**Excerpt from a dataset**
********

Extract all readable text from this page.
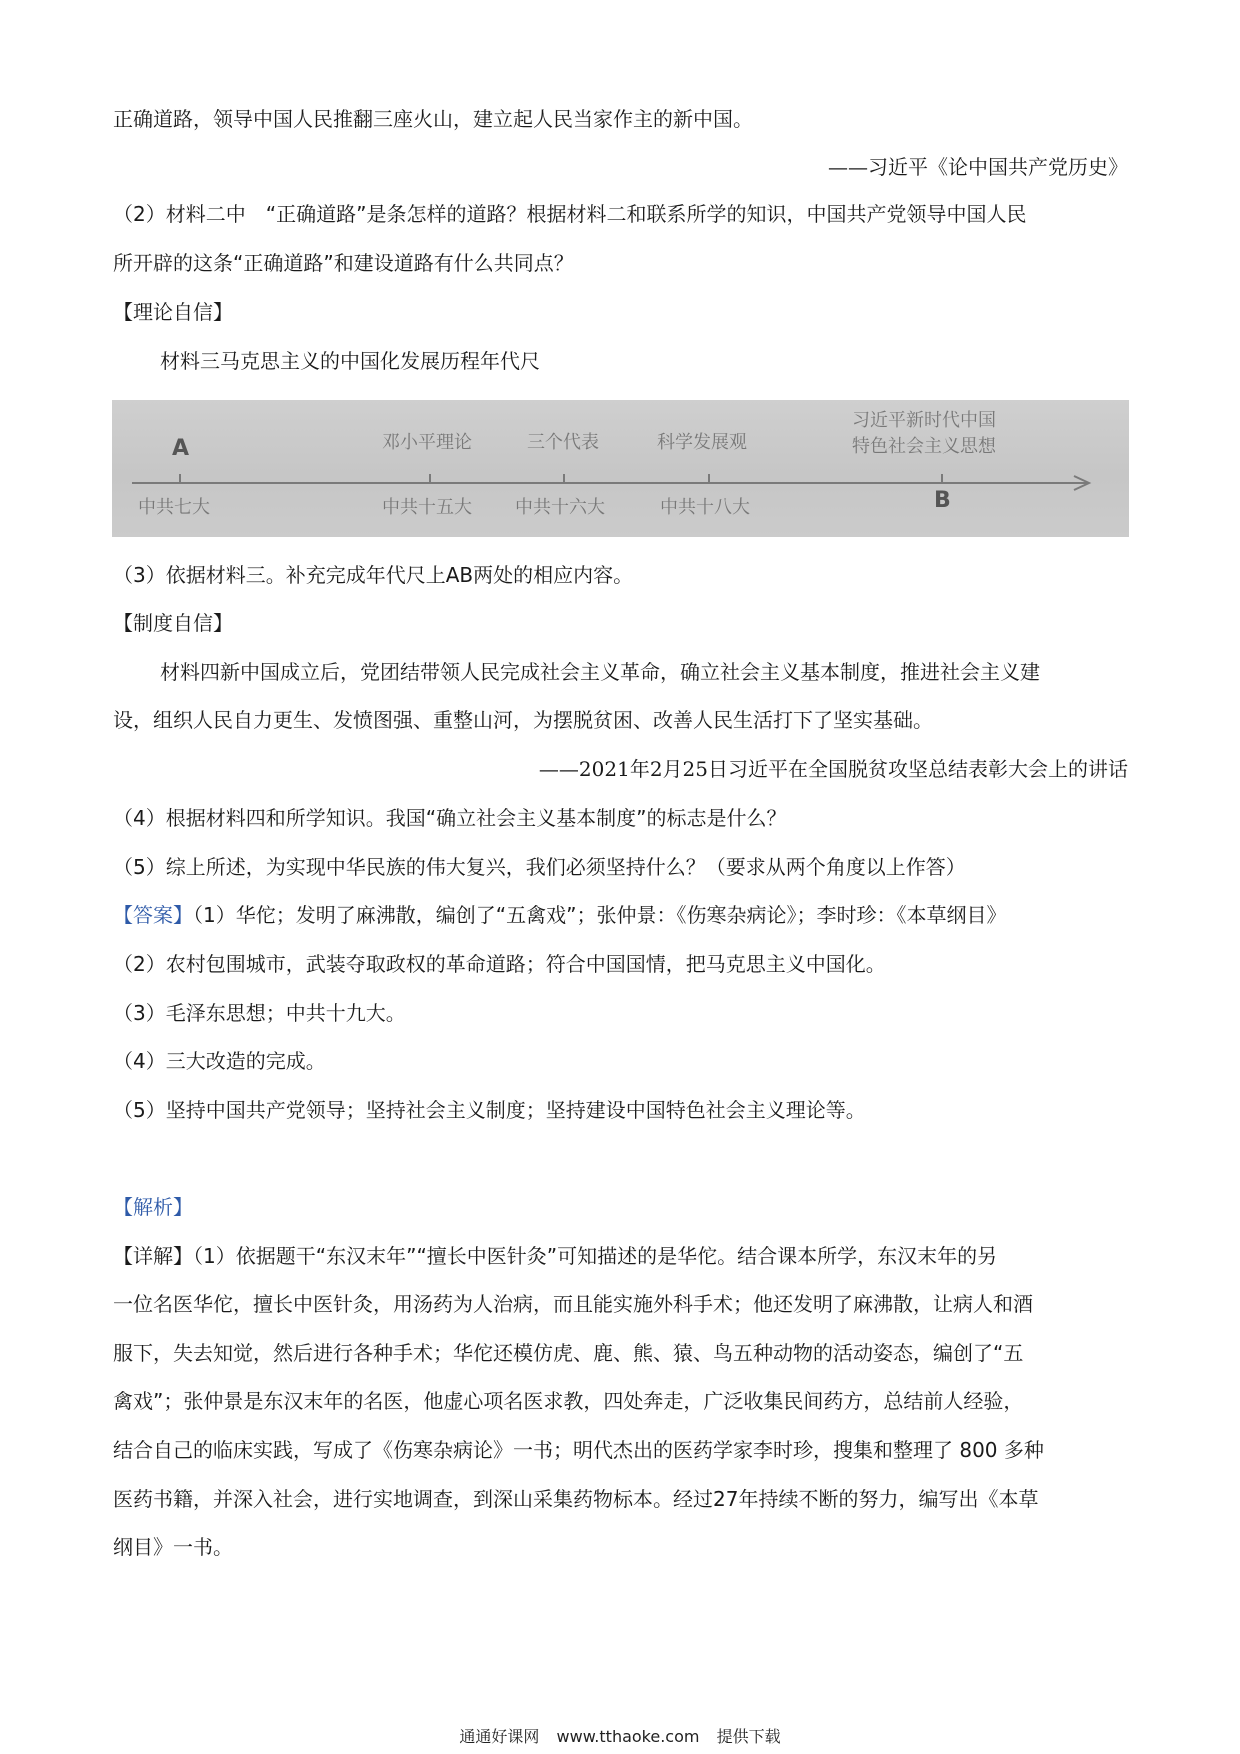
正确道路，领导中国人民推翻三座火山，建立起人民当家作主的新中国。
——习近平《论中国共产党历史》
（2）材料二中　“正确道路”是条怎样的道路？根据材料二和联系所学的知识，中国共产党领导中国人民
所开辟的这条“正确道路”和建设道路有什么共同点？
【理论自信】
材料三马克思主义的中国化发展历程年代尺
A	邓小平理论	三个代表	科学发展观
习近平新时代中国
特色社会主义思想
中共七大	中共十五大 中共十六大	中共十八大	B
（3）依据材料三。补充完成年代尺上AB两处的相应内容。
【制度自信】
材料四新中国成立后，党团结带领人民完成社会主义革命，确立社会主义基本制度，推进社会主义建
设，组织人民自力更生、发愤图强、重整山河，为摆脱贫困、改善人民生活打下了坚实基础。
——2021年2月25日习近平在全国脱贫攻坚总结表彰大会上的讲话
（4）根据材料四和所学知识。我国“确立社会主义基本制度”的标志是什么？
（5）综上所述，为实现中华民族的伟大复兴，我们必须坚持什么？（要求从两个角度以上作答）
【答案】（1）华佗；发明了麻沸散，编创了“五禽戏”；张仲景：《伤寒杂病论》；李时珍：《本草纲目》
（2）农村包围城市，武装夺取政权的革命道路；符合中国国情，把马克思主义中国化。
（3）毛泽东思想；中共十九大。
（4）三大改造的完成。
（5）坚持中国共产党领导；坚持社会主义制度；坚持建设中国特色社会主义理论等。
【解析】
【详解】（1）依据题干“东汉末年”“擅长中医针灸”可知描述的是华佗。结合课本所学，东汉末年的另
一位名医华佗，擅长中医针灸，用汤药为人治病，而且能实施外科手术；他还发明了麻沸散，让病人和酒
服下，失去知觉，然后进行各种手术；华佗还模仿虎、鹿、熊、猿、鸟五种动物的活动姿态，编创了“五
禽戏”；张仲景是东汉末年的名医，他虚心项名医求教，四处奔走，广泛收集民间药方，总结前人经验，
结合自己的临床实践，写成了《伤寒杂病论》一书；明代杰出的医药学家李时珍，搜集和整理了 800 多种
医药书籍，并深入社会，进行实地调查，到深山采集药物标本。经过27年持续不断的努力，编写出《本草
纲目》一书。
通通好课网 www.tthaoke.com 提供下载
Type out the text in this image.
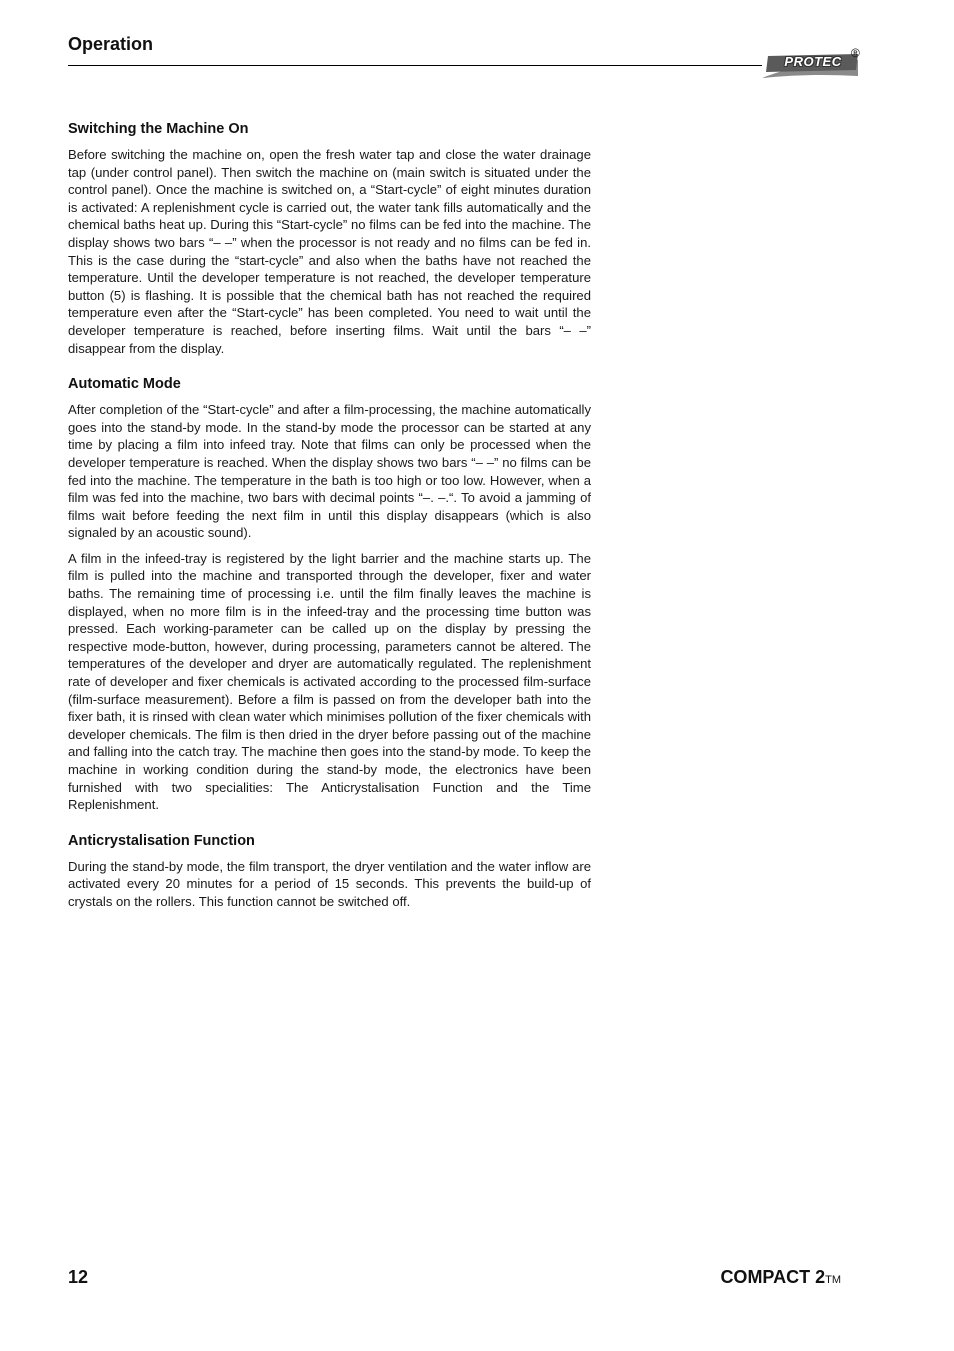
Operation
PROTEC
®
Switching the Machine On

Before switching the machine on, open the fresh water tap and close the water drainage tap (under control panel). Then switch the machine on (main switch is situated under the control panel). Once the machine is switched on, a “Start-cycle” of eight minutes duration is activated: A replenishment cycle is carried out, the water tank fills automatically and the chemical baths heat up. During this “Start-cycle” no films can be fed into the machine. The display shows two bars “– –” when the processor is not ready and no films can be fed in. This is the case during the “start-cycle” and also when the baths have not reached the temperature. Until the developer temperature is not reached, the developer temperature button (5) is flashing. It is possible that the chemical bath has not reached the required temperature even after the “Start-cycle” has been completed. You need to wait until the developer temperature is reached, before inserting films. Wait until the bars “– –” disappear from the display.

Automatic Mode

After completion of the “Start-cycle” and after a film-processing, the machine automatically goes into the stand-by mode. In the stand-by mode the processor can be started at any time by placing a film into infeed tray. Note that films can only be processed when the developer temperature is reached. When the display shows two bars “– –” no films can be fed into the machine. The temperature in the bath is too high or too low. However, when a film was fed into the machine, two bars with decimal points “–. –.“. To avoid a jamming of films wait before feeding the next film in until this display disappears (which is also signaled by an acoustic sound).

A film in the infeed-tray is registered by the light barrier and the machine starts up. The film is pulled into the machine and transported through the developer, fixer and water baths. The remaining time of processing i.e. until the film finally leaves the machine is displayed, when no more film is in the infeed-tray and the processing time button was pressed. Each working-parameter can be called up on the display by pressing the respective mode-button, however, during processing, parameters cannot be altered. The temperatures of the developer and dryer are automatically regulated. The replenishment rate of developer and fixer chemicals is activated according to the processed film-surface (film-surface measurement). Before a film is passed on from the developer bath into the fixer bath, it is rinsed with clean water which minimises pollution of the fixer chemicals with developer chemicals. The film is then dried in the dryer before passing out of the machine and falling into the catch tray. The machine then goes into the stand-by mode. To keep the machine in working condition during the stand-by mode, the electronics have been furnished with two specialities: The Anticrystalisation Function and the Time Replenishment.

Anticrystalisation Function

During the stand-by mode, the film transport, the dryer ventilation and the water inflow are activated every 20 minutes for a period of 15 seconds. This prevents the build-up of crystals on the rollers. This function cannot be switched off.

12	COMPACT 2TM
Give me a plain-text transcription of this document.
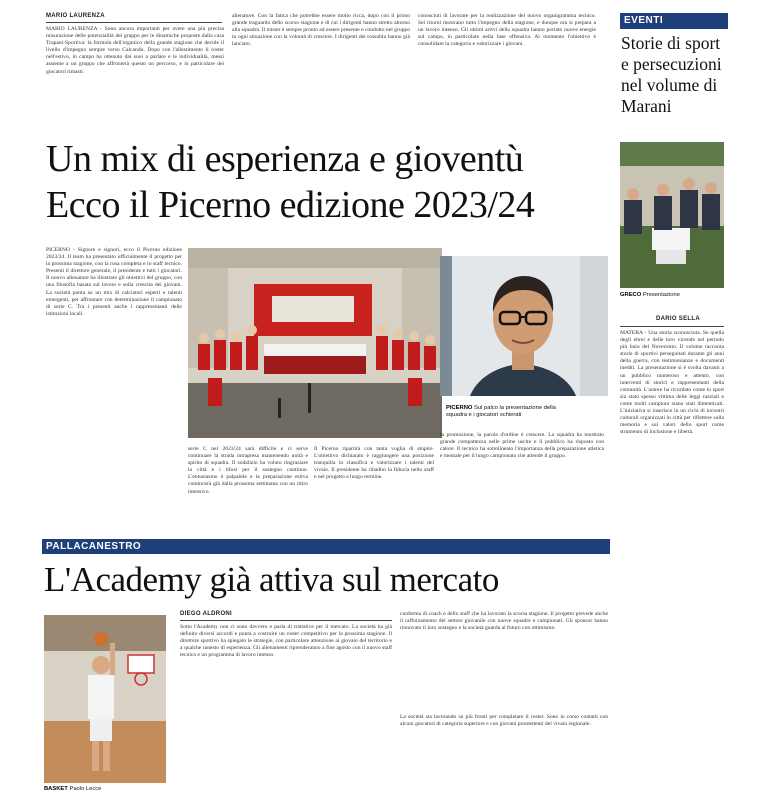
MARIO LAURENZA
MARIO LAURENZA - Sono ancora importanti per avere una più precisa misurazione delle potenzialità del gruppo per le dinamiche proposte dalla casa Trapani-Sportiva: la formula dell'organico della grande stagione che decide il livello d'impegno sempre verso Calcando. Dopo con l'allestimento il roster nell'estivo, in campo ha ottenuto dai suoi a parlare e le individualità, messi assieme a un gruppo che affronterà questo un percorso, e in particolare dei giocatori rimasti.
allenatore. Con la fatica che potrebbe essere molto ricca, dopo con il primo grande traguardo dello scorso stagione e di cui i dirigenti hanno stretto attorno alla squadra. Il mister è sempre pronto ad essere presente e condotto nel gruppo in ogni situazione con la volontà di crescere. I dirigenti dei rossoblu hanno già lanciato.
conosciuti di lavorare per la realizzazione del nuovo organigramma tecnico. Sei ritorni mostrano tutto l'impegno della stagione, e dunque ora si prepara a un lavoro intenso. Gli ultimi arrivi della squadra hanno portato nuove energie sul campo, in particolare nella fase offensiva. Al momento l'obiettivo è consolidare la categoria e valorizzare i giovani.
Un mix di esperienza e gioventù
Ecco il Picerno edizione 2023/24
PICERNO - Signore e signori, ecco il Picerno edizione 2023/24. Il team ha presentato ufficialmente il progetto per la prossima stagione, con la rosa completa e lo staff tecnico. Presenti il direttore generale, il presidente e tutti i giocatori. Il nuovo allenatore ha illustrato gli obiettivi del gruppo, con una filosofia basata sul lavoro e sulla crescita dei giovani. La società punta su un mix di calciatori esperti e talenti emergenti, per affrontare con determinazione il campionato di serie C. Tra i presenti anche i rappresentanti delle istituzioni locali.
PICERNO Sul palco la presentazione della squadra e i giocatori schierati
serie C nel 2023/24 sarà difficile e ci serve continuare la strada intrapresa mantenendo unità e spirito di squadra. Il sodalizio ha voluto ringraziare la città e i tifosi per il sostegno continuo. L'entusiasmo è palpabile e la preparazione estiva comincerà già dalla prossima settimana con un ritiro intensivo.
Il Picerno ripartirà con tanta voglia di stupire. L'obiettivo dichiarato è raggiungere una posizione tranquilla in classifica e valorizzare i talenti del vivaio. Il presidente ha ribadito la fiducia nello staff e nel progetto a lungo termine.
la promozione, la parola d'ordine è crescere. La squadra ha mostrato grande compattezza nelle prime uscite e il pubblico ha risposto con calore. Il tecnico ha sottolineato l'importanza della preparazione atletica e mentale per il lungo campionato che attende il gruppo.
EVENTI
Storie di sport e persecuzioni nel volume di Marani
GRECO Presentazione
DARIO SELLA
MATERA - Una storia sconosciuta. Se quella degli ebrei e delle loro vicende nel periodo più buio del Novecento. Il volume racconta storie di sportivi perseguitati durante gli anni della guerra, con testimonianze e documenti inediti. La presentazione si è svolta davanti a un pubblico numeroso e attento, con interventi di storici e rappresentanti della comunità. L'autore ha ricordato come lo sport sia stato spesso vittima delle leggi razziali e come molti campioni siano stati dimenticati. L'iniziativa si inserisce in un ciclo di incontri culturali organizzati in città per riflettere sulla memoria e sui valori dello sport come strumento di inclusione e libertà.
PALLACANESTRO
L'Academy già attiva sul mercato
BASKET Paolo Lecce
DIEGO ALDRONI
Sotto l'Academy non ci sono davvero e parla di trattative per il mercato. La società ha già definito diversi accordi e punta a costruire un roster competitivo per la prossima stagione. Il direttore sportivo ha spiegato le strategie, con particolare attenzione ai giovani del territorio e a qualche innesto di esperienza. Gli allenamenti riprenderanno a fine agosto con il nuovo staff tecnico e un programma di lavoro intenso.
conferma di coach e dello staff che ha lavorato la scorsa stagione. Il progetto prevede anche il rafforzamento del settore giovanile con nuove squadre e campionati. Gli sponsor hanno rinnovato il loro sostegno e la società guarda al futuro con ottimismo.
La società sta lavorando su più fronti per completare il roster. Sono in corso contatti con alcuni giocatori di categoria superiore e con giovani promettenti del vivaio regionale.
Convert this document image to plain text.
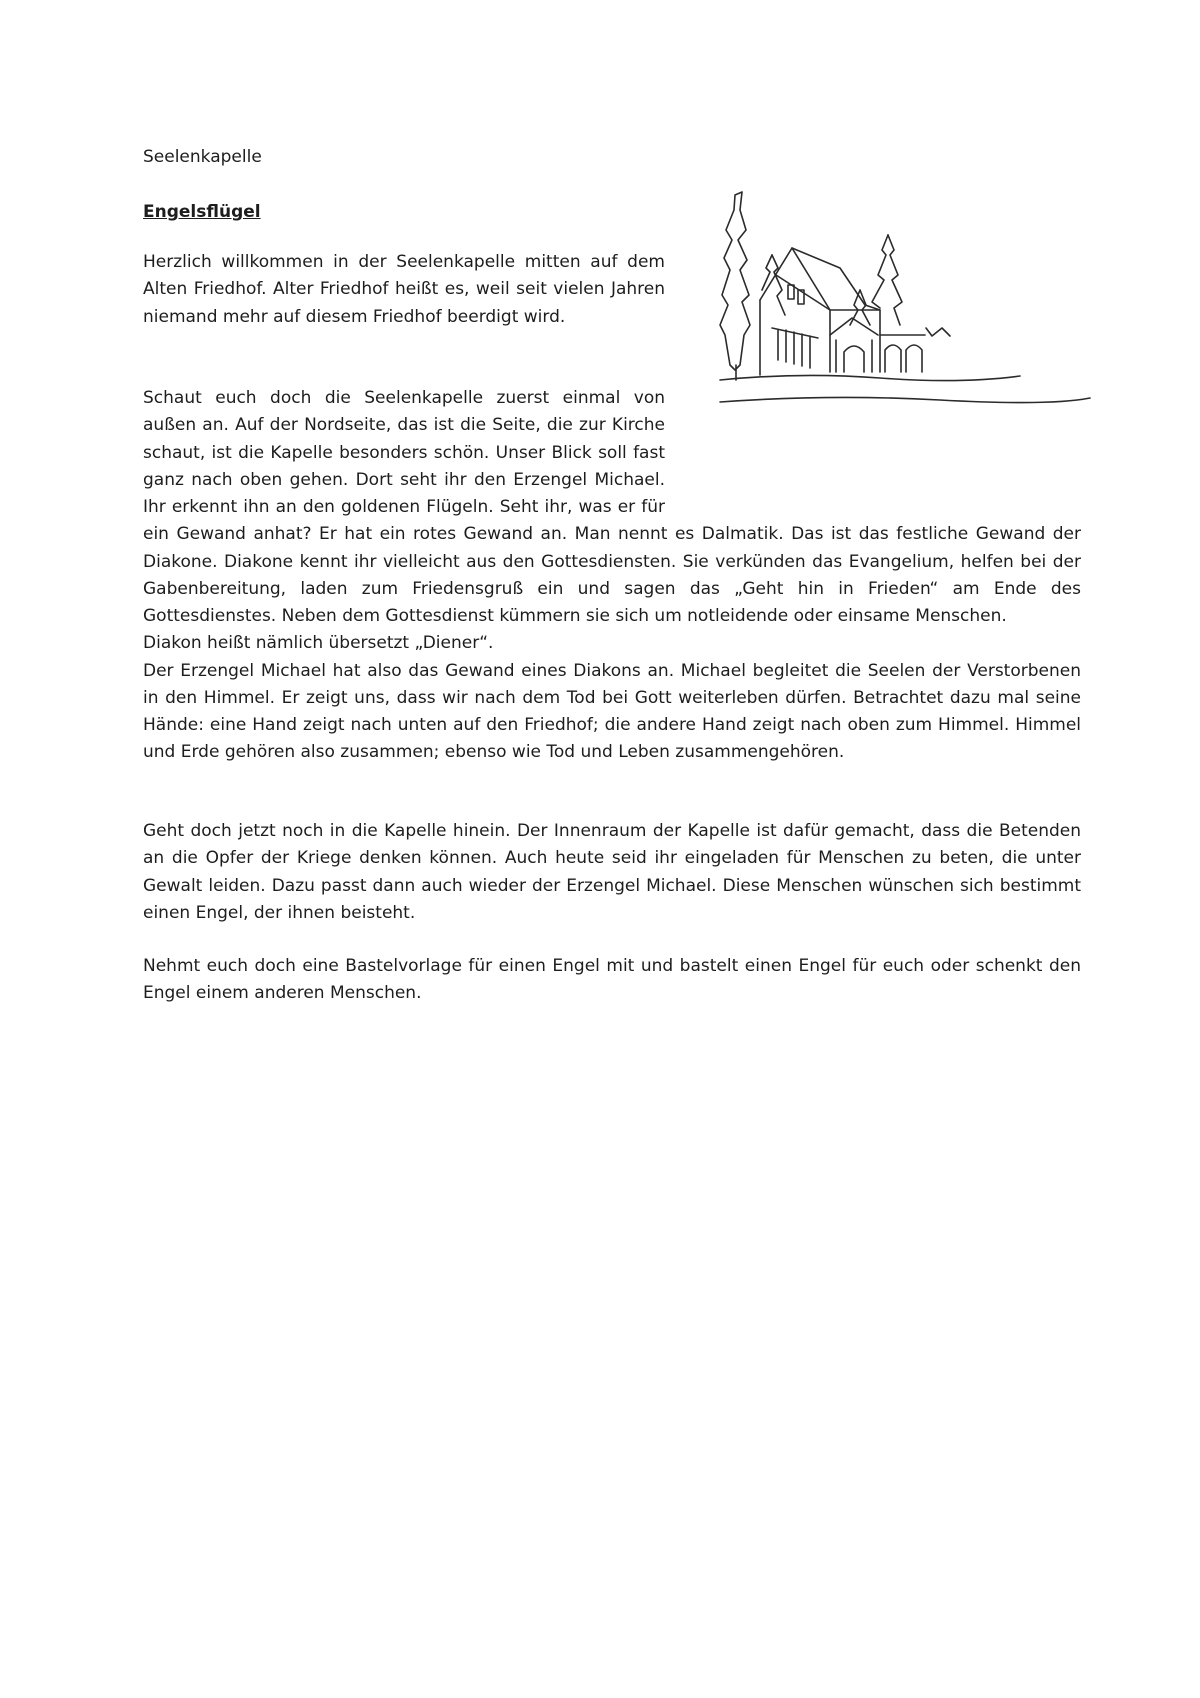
Seelenkapelle
Engelsflügel

Herzlich willkommen in der Seelenkapelle mitten auf dem Alten Friedhof. Alter Friedhof heißt es, weil seit vielen Jahren niemand mehr auf diesem Friedhof beerdigt wird.

Schaut euch doch die Seelenkapelle zuerst einmal von außen an. Auf der Nordseite, das ist die Seite, die zur Kirche schaut, ist die Kapelle besonders schön. Unser Blick soll fast ganz nach oben gehen. Dort seht ihr den Erzengel Michael. Ihr erkennt ihn an den goldenen Flügeln. Seht ihr, was er für ein Gewand anhat? Er hat ein rotes Gewand an. Man nennt es Dalmatik. Das ist das festliche Gewand der Diakone. Diakone kennt ihr vielleicht aus den Gottesdiensten. Sie verkünden das Evangelium, helfen bei der Gabenbereitung, laden zum Friedensgruß ein und sagen das „Geht hin in Frieden“ am Ende des Gottesdienstes. Neben dem Gottesdienst kümmern sie sich um notleidende oder einsame Menschen.
Diakon heißt nämlich übersetzt „Diener“.
Der Erzengel Michael hat also das Gewand eines Diakons an. Michael begleitet die Seelen der Verstorbenen in den Himmel. Er zeigt uns, dass wir nach dem Tod bei Gott weiterleben dürfen. Betrachtet dazu mal seine Hände: eine Hand zeigt nach unten auf den Friedhof; die andere Hand zeigt nach oben zum Himmel. Himmel und Erde gehören also zusammen; ebenso wie Tod und Leben zusammengehören.

Geht doch jetzt noch in die Kapelle hinein. Der Innenraum der Kapelle ist dafür gemacht, dass die Betenden an die Opfer der Kriege denken können. Auch heute seid ihr eingeladen für Menschen zu beten, die unter Gewalt leiden. Dazu passt dann auch wieder der Erzengel Michael. Diese Menschen wünschen sich bestimmt einen Engel, der ihnen beisteht.

Nehmt euch doch eine Bastelvorlage für einen Engel mit und bastelt einen Engel für euch oder schenkt den Engel einem anderen Menschen.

********

**Given request**
From the listing above, pick out each line where the word "text" appears.

**Solution for this task**
Extract all readable text from this page.
Type out the text in this image.
Give me a plain-text transcription of this document.
Convert this document image to plain text.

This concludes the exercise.